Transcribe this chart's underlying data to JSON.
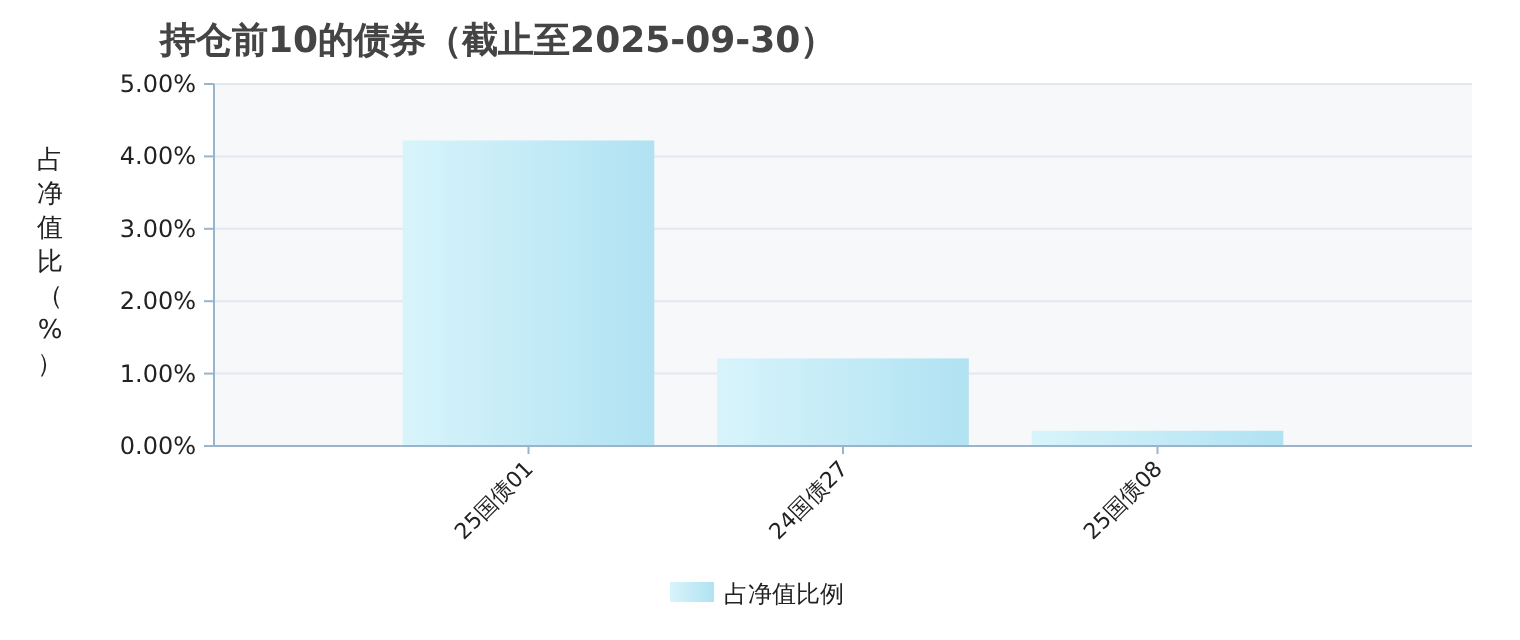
{
  "chart_data": {
    "type": "bar",
    "title": "持仓前10的债券（截止至2025-09-30）",
    "ylabel": "占净值比（%）",
    "categories": [
      "25国债01",
      "24国债27",
      "25国债08"
    ],
    "series": [
      {
        "name": "占净值比例",
        "color": "#b0e2f2",
        "values": [
          4.22,
          1.21,
          0.21
        ]
      }
    ],
    "ylim": [
      0,
      5
    ],
    "yticks": [
      {
        "value": 0,
        "label": "0.00%"
      },
      {
        "value": 1,
        "label": "1.00%"
      },
      {
        "value": 2,
        "label": "2.00%"
      },
      {
        "value": 3,
        "label": "3.00%"
      },
      {
        "value": 4,
        "label": "4.00%"
      },
      {
        "value": 5,
        "label": "5.00%"
      }
    ],
    "grid": "y",
    "legend": "bottom"
  }
}
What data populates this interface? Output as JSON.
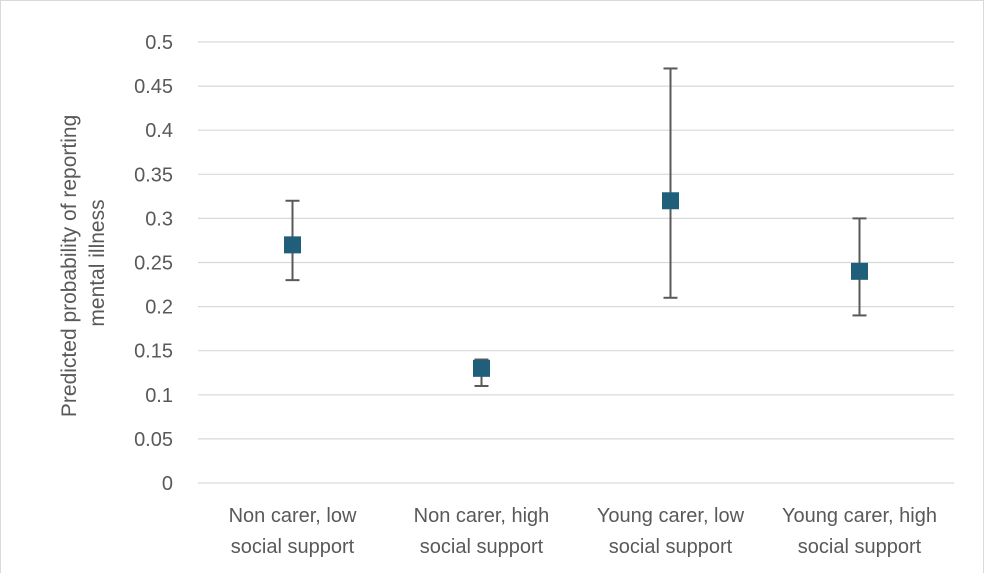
{
  "chart_data": {
    "type": "scatter",
    "title": "",
    "xlabel": "",
    "ylabel_lines": [
      "Predicted probability of reporting",
      "mental illness"
    ],
    "ylim": [
      0,
      0.5
    ],
    "y_ticks": [
      "0",
      "0.05",
      "0.1",
      "0.15",
      "0.2",
      "0.25",
      "0.3",
      "0.35",
      "0.4",
      "0.45",
      "0.5"
    ],
    "y_tick_values": [
      0,
      0.05,
      0.1,
      0.15,
      0.2,
      0.25,
      0.3,
      0.35,
      0.4,
      0.45,
      0.5
    ],
    "categories": [
      [
        "Non carer, low",
        "social support"
      ],
      [
        "Non carer, high",
        "social support"
      ],
      [
        "Young carer, low",
        "social support"
      ],
      [
        "Young carer, high",
        "social support"
      ]
    ],
    "values": [
      0.27,
      0.13,
      0.32,
      0.24
    ],
    "error_low": [
      0.23,
      0.11,
      0.21,
      0.19
    ],
    "error_high": [
      0.32,
      0.14,
      0.47,
      0.3
    ],
    "grid": true,
    "legend": "none",
    "marker": "square",
    "colors": {
      "marker": "#1f5f7a",
      "error_bar": "#595959",
      "grid": "#d9d9d9",
      "text": "#595959"
    }
  }
}
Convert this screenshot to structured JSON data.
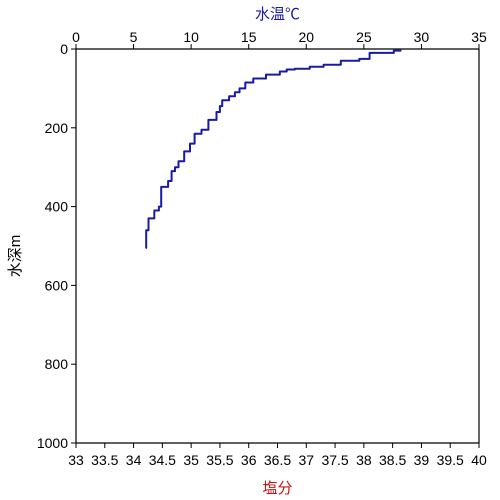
{
  "chart_data": {
    "type": "line",
    "title": "",
    "x_top": {
      "label": "水温℃",
      "range": [
        0,
        35
      ],
      "ticks": [
        0,
        5,
        10,
        15,
        20,
        25,
        30,
        35
      ],
      "tick_labels": [
        "0",
        "5",
        "10",
        "15",
        "20",
        "25",
        "30",
        "35"
      ],
      "label_color": "#1a1aa8"
    },
    "x_bottom": {
      "label": "塩分",
      "range": [
        33,
        40
      ],
      "ticks": [
        33,
        33.5,
        34,
        34.5,
        35,
        35.5,
        36,
        36.5,
        37,
        37.5,
        38,
        38.5,
        39,
        39.5,
        40
      ],
      "tick_labels": [
        "33",
        "33.5",
        "34",
        "34.5",
        "35",
        "35.5",
        "36",
        "36.5",
        "37",
        "37.5",
        "38",
        "38.5",
        "39",
        "39.5",
        "40"
      ],
      "label_color": "#c81414"
    },
    "y": {
      "label": "水深m",
      "range": [
        0,
        1000
      ],
      "inverted": true,
      "ticks": [
        0,
        200,
        400,
        600,
        800,
        1000
      ],
      "tick_labels": [
        "0",
        "200",
        "400",
        "600",
        "800",
        "1000"
      ]
    },
    "grid": false,
    "legend": "none",
    "series": [
      {
        "axis": "x_top",
        "color": "#1a1aa8",
        "x": [
          28.2,
          27.6,
          25.5,
          24.6,
          23.0,
          21.5,
          20.3,
          19.0,
          18.3,
          17.7,
          16.5,
          15.4,
          14.7,
          14.2,
          13.8,
          13.3,
          12.7,
          12.5,
          12.2,
          11.5,
          10.9,
          10.3,
          9.9,
          9.4,
          8.9,
          8.6,
          8.3,
          8.0,
          7.4,
          7.2,
          6.8,
          6.3,
          6.1
        ],
        "y": [
          4,
          10,
          25,
          30,
          40,
          45,
          50,
          52,
          57,
          65,
          75,
          85,
          100,
          110,
          120,
          130,
          145,
          160,
          180,
          205,
          215,
          240,
          260,
          285,
          300,
          310,
          335,
          350,
          400,
          410,
          430,
          460,
          505
        ]
      }
    ]
  }
}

____

Check each line of the entries above, and show every one holding the word "JSON".

Transcribe this chart's underlying data to JSON.
What data populates this interface? Output as JSON.
Convert this screenshot to structured JSON data.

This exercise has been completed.